**Task instructions**
Quote the listing below in its entirety, omitting every image.

**Extracted data**
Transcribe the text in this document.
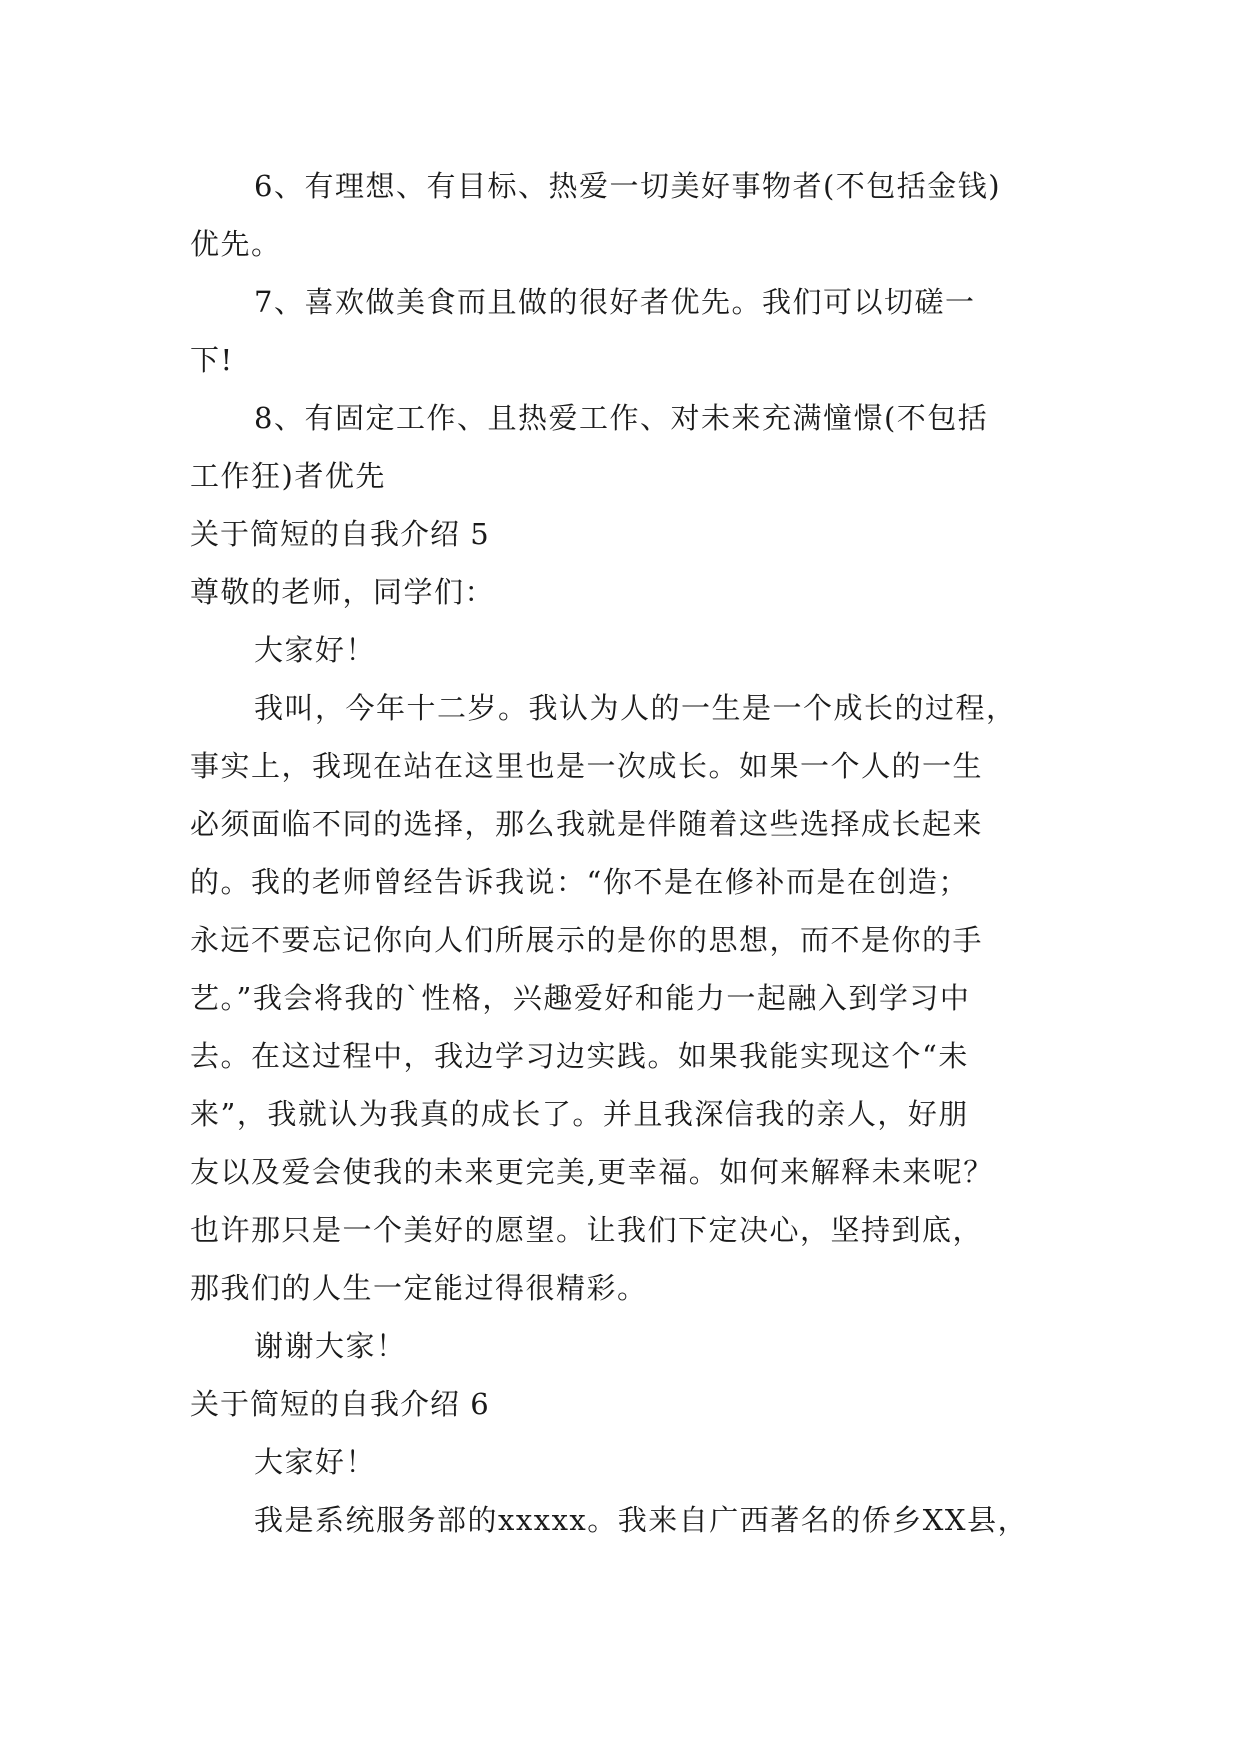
6、有理想、有目标、热爱一切美好事物者(不包括金钱)
优先。
7、喜欢做美食而且做的很好者优先。我们可以切磋一
下!
8、有固定工作、且热爱工作、对未来充满憧憬(不包括
工作狂)者优先
关于简短的自我介绍 5
尊敬的老师，同学们：
大家好！
我叫，今年十二岁。我认为人的一生是一个成长的过程，
事实上，我现在站在这里也是一次成长。如果一个人的一生
必须面临不同的选择，那么我就是伴随着这些选择成长起来
的。我的老师曾经告诉我说：“你不是在修补而是在创造；
永远不要忘记你向人们所展示的是你的思想，而不是你的手
艺。”我会将我的`性格，兴趣爱好和能力一起融入到学习中
去。在这过程中，我边学习边实践。如果我能实现这个“未
来”，我就认为我真的成长了。并且我深信我的亲人，好朋
友以及爱会使我的未来更完美,更幸福。如何来解释未来呢？
也许那只是一个美好的愿望。让我们下定决心，坚持到底，
那我们的人生一定能过得很精彩。
谢谢大家！
关于简短的自我介绍 6
大家好！
我是系统服务部的xxxxx。我来自广西著名的侨乡XX县，
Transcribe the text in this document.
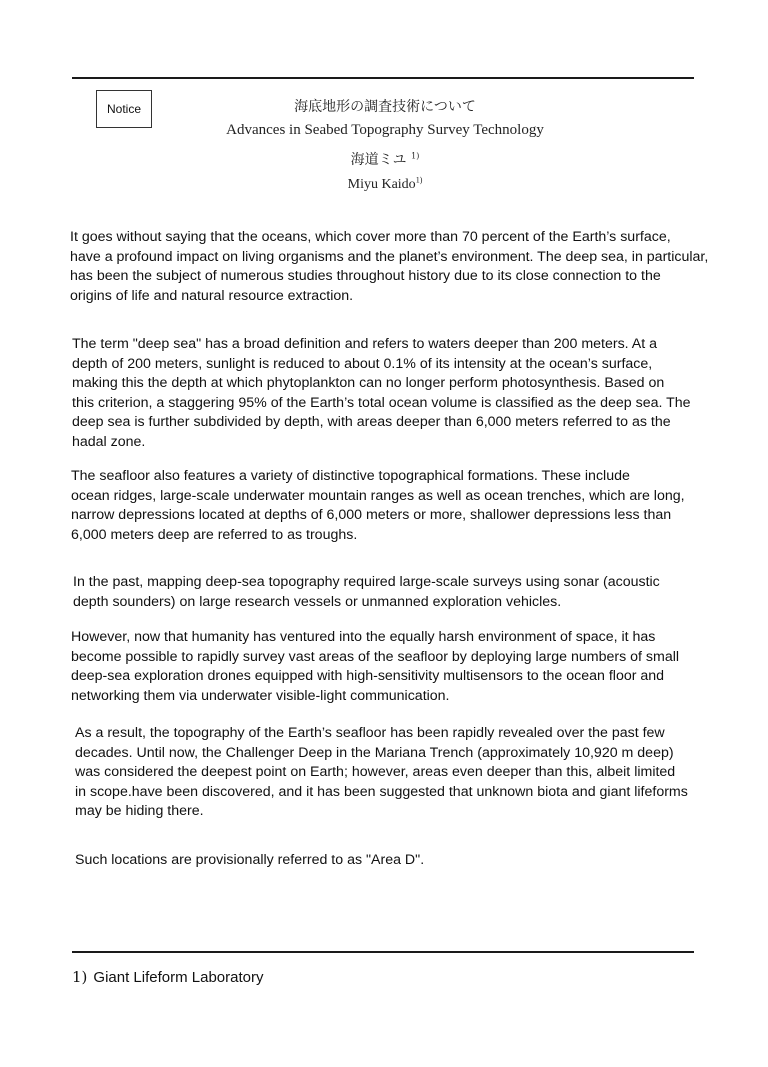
Notice	海底地形の調査技術について
Advances in Seabed Topography Survey Technology
海道ミユ $^{1)}$
Miyu Kaido$^{1)}$

It goes without saying that the oceans, which cover more than 70 percent of the Earth’s surface,
have a profound impact on living organisms and the planet’s environment. The deep sea, in particular,
has been the subject of numerous studies throughout history due to its close connection to the
origins of life and natural resource extraction.

The term "deep sea" has a broad definition and refers to waters deeper than 200 meters. At a
depth of 200 meters, sunlight is reduced to about 0.1% of its intensity at the ocean’s surface,
making this the depth at which phytoplankton can no longer perform photosynthesis. Based on
this criterion, a staggering 95% of the Earth’s total ocean volume is classified as the deep sea. The
deep sea is further subdivided by depth, with areas deeper than 6,000 meters referred to as the
hadal zone.

The seafloor also features a variety of distinctive topographical formations. These include
ocean ridges, large-scale underwater mountain ranges as well as ocean trenches, which are long,
narrow depressions located at depths of 6,000 meters or more, shallower depressions less than
6,000 meters deep are referred to as troughs.

In the past, mapping deep-sea topography required large-scale surveys using sonar (acoustic
depth sounders) on large research vessels or unmanned exploration vehicles.

However, now that humanity has ventured into the equally harsh environment of space, it has
become possible to rapidly survey vast areas of the seafloor by deploying large numbers of small
deep-sea exploration drones equipped with high-sensitivity multisensors to the ocean floor and
networking them via underwater visible-light communication.

As a result, the topography of the Earth’s seafloor has been rapidly revealed over the past few
decades. Until now, the Challenger Deep in the Mariana Trench (approximately 10,920 m deep)
was considered the deepest point on Earth; however, areas even deeper than this, albeit limited
in scope.have been discovered, and it has been suggested that unknown biota and giant lifeforms
may be hiding there.

Such locations are provisionally referred to as "Area D".

1) Giant Lifeform Laboratory
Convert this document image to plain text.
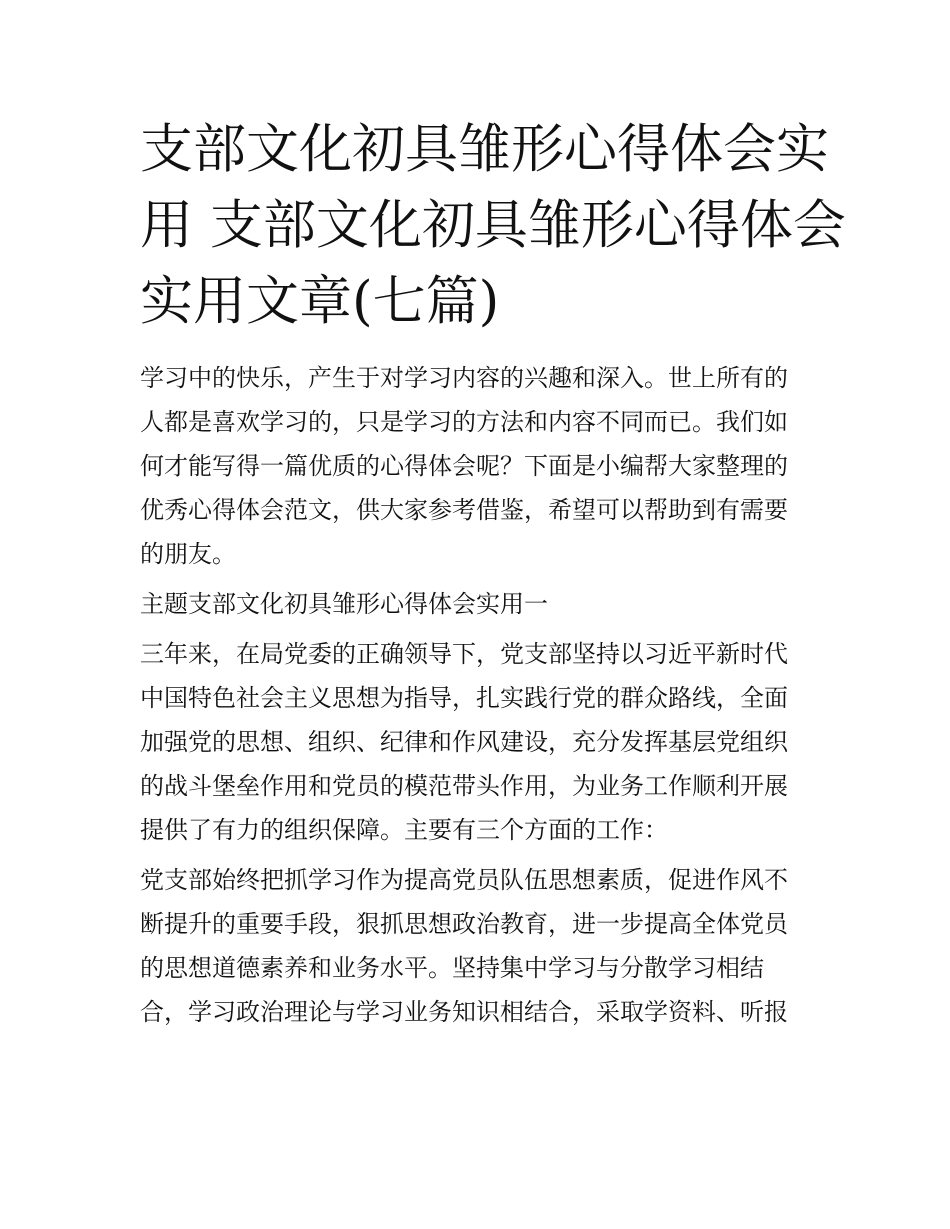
支部文化初具雏形心得体会实
用 支部文化初具雏形心得体会
实用文章(七篇)
学习中的快乐，产生于对学习内容的兴趣和深入。世上所有的
人都是喜欢学习的，只是学习的方法和内容不同而已。我们如
何才能写得一篇优质的心得体会呢？下面是小编帮大家整理的
优秀心得体会范文，供大家参考借鉴，希望可以帮助到有需要
的朋友。
主题支部文化初具雏形心得体会实用一
三年来，在局党委的正确领导下，党支部坚持以习近平新时代
中国特色社会主义思想为指导，扎实践行党的群众路线，全面
加强党的思想、组织、纪律和作风建设，充分发挥基层党组织
的战斗堡垒作用和党员的模范带头作用，为业务工作顺利开展
提供了有力的组织保障。主要有三个方面的工作：
党支部始终把抓学习作为提高党员队伍思想素质，促进作风不
断提升的重要手段，狠抓思想政治教育，进一步提高全体党员
的思想道德素养和业务水平。坚持集中学习与分散学习相结
合，学习政治理论与学习业务知识相结合，采取学资料、听报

**Reply to the task**
Transcribe the text in this document.
6、有理想、有目标、热爱一切美好事物者(不包括金钱)
优先。
7、喜欢做美食而且做的很好者优先。我们可以切磋一
下!
8、有固定工作、且热爱工作、对未来充满憧憬(不包括
工作狂)者优先
关于简短的自我介绍 5
尊敬的老师，同学们：
大家好！
我叫，今年十二岁。我认为人的一生是一个成长的过程，
事实上，我现在站在这里也是一次成长。如果一个人的一生
必须面临不同的选择，那么我就是伴随着这些选择成长起来
的。我的老师曾经告诉我说：“你不是在修补而是在创造；
永远不要忘记你向人们所展示的是你的思想，而不是你的手
艺。”我会将我的`性格，兴趣爱好和能力一起融入到学习中
去。在这过程中，我边学习边实践。如果我能实现这个“未
来”，我就认为我真的成长了。并且我深信我的亲人，好朋
友以及爱会使我的未来更完美,更幸福。如何来解释未来呢？
也许那只是一个美好的愿望。让我们下定决心，坚持到底，
那我们的人生一定能过得很精彩。
谢谢大家！
关于简短的自我介绍 6
大家好！
我是系统服务部的xxxxx。我来自广西著名的侨乡XX县，
Transcribe the text in this document.
Notice	海底地形の調査技術について
Advances in Seabed Topography Survey Technology
海道ミユ $^{1)}$
Miyu Kaido$^{1)}$

It goes without saying that the oceans, which cover more than 70 percent of the Earth’s surface,
have a profound impact on living organisms and the planet’s environment. The deep sea, in particular,
has been the subject of numerous studies throughout history due to its close connection to the
origins of life and natural resource extraction.

The term "deep sea" has a broad definition and refers to waters deeper than 200 meters. At a
depth of 200 meters, sunlight is reduced to about 0.1% of its intensity at the ocean’s surface,
making this the depth at which phytoplankton can no longer perform photosynthesis. Based on
this criterion, a staggering 95% of the Earth’s total ocean volume is classified as the deep sea. The
deep sea is further subdivided by depth, with areas deeper than 6,000 meters referred to as the
hadal zone.

The seafloor also features a variety of distinctive topographical formations. These include
ocean ridges, large-scale underwater mountain ranges as well as ocean trenches, which are long,
narrow depressions located at depths of 6,000 meters or more, shallower depressions less than
6,000 meters deep are referred to as troughs.

In the past, mapping deep-sea topography required large-scale surveys using sonar (acoustic
depth sounders) on large research vessels or unmanned exploration vehicles.

However, now that humanity has ventured into the equally harsh environment of space, it has
become possible to rapidly survey vast areas of the seafloor by deploying large numbers of small
deep-sea exploration drones equipped with high-sensitivity multisensors to the ocean floor and
networking them via underwater visible-light communication.

As a result, the topography of the Earth’s seafloor has been rapidly revealed over the past few
decades. Until now, the Challenger Deep in the Mariana Trench (approximately 10,920 m deep)
was considered the deepest point on Earth; however, areas even deeper than this, albeit limited
in scope.have been discovered, and it has been suggested that unknown biota and giant lifeforms
may be hiding there.

Such locations are provisionally referred to as "Area D".

1) Giant Lifeform Laboratory
Convert this document image to plain text.
支部文化初具雏形心得体会实
用 支部文化初具雏形心得体会
实用文章(七篇)
学习中的快乐，产生于对学习内容的兴趣和深入。世上所有的
人都是喜欢学习的，只是学习的方法和内容不同而已。我们如
何才能写得一篇优质的心得体会呢？下面是小编帮大家整理的
优秀心得体会范文，供大家参考借鉴，希望可以帮助到有需要
的朋友。
主题支部文化初具雏形心得体会实用一
三年来，在局党委的正确领导下，党支部坚持以习近平新时代
中国特色社会主义思想为指导，扎实践行党的群众路线，全面
加强党的思想、组织、纪律和作风建设，充分发挥基层党组织
的战斗堡垒作用和党员的模范带头作用，为业务工作顺利开展
提供了有力的组织保障。主要有三个方面的工作：
党支部始终把抓学习作为提高党员队伍思想素质，促进作风不
断提升的重要手段，狠抓思想政治教育，进一步提高全体党员
的思想道德素养和业务水平。坚持集中学习与分散学习相结
合，学习政治理论与学习业务知识相结合，采取学资料、听报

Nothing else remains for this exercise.